● What is required
Look through the records below and collect all lines that hold the string "Internal".

● Record extracts
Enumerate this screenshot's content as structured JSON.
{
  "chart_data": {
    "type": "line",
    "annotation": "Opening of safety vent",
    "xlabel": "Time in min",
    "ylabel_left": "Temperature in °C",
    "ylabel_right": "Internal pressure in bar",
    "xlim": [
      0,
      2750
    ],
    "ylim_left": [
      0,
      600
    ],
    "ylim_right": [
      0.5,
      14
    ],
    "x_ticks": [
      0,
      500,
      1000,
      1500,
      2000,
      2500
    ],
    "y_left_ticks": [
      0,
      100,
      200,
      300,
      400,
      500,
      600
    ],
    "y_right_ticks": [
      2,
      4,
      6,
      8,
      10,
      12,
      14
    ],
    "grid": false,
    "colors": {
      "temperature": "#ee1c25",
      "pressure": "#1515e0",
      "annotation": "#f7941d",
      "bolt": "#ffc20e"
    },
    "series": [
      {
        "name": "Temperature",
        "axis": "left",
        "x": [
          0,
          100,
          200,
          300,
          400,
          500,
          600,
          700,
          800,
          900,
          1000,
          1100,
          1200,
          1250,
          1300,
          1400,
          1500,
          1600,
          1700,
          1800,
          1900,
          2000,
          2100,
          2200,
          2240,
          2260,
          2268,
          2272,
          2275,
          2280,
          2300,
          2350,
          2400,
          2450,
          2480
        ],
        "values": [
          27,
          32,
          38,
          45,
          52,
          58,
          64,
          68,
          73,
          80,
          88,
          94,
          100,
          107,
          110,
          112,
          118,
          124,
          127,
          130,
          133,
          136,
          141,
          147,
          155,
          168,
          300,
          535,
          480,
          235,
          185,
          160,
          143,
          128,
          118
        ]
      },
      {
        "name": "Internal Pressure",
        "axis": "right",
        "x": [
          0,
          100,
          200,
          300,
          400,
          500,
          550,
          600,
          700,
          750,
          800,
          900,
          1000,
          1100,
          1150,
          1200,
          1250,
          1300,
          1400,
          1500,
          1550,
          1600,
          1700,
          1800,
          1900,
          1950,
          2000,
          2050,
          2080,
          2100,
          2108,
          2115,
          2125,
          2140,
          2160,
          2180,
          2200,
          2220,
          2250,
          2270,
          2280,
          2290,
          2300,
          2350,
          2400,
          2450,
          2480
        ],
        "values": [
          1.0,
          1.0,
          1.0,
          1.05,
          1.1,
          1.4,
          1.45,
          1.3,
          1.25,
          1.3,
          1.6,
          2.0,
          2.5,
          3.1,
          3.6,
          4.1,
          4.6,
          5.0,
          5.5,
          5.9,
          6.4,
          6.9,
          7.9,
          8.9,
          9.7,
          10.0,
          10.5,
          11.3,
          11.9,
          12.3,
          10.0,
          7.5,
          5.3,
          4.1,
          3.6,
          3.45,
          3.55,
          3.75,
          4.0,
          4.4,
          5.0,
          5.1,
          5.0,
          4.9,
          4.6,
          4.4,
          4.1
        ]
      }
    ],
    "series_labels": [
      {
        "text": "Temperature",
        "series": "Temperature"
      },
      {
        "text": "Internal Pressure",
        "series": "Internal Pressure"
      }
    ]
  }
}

● The result
    "ylabel_right": "Internal pressure in bar",
        "name": "Internal Pressure",
        "text": "Internal Pressure",
        "series": "Internal Pressure"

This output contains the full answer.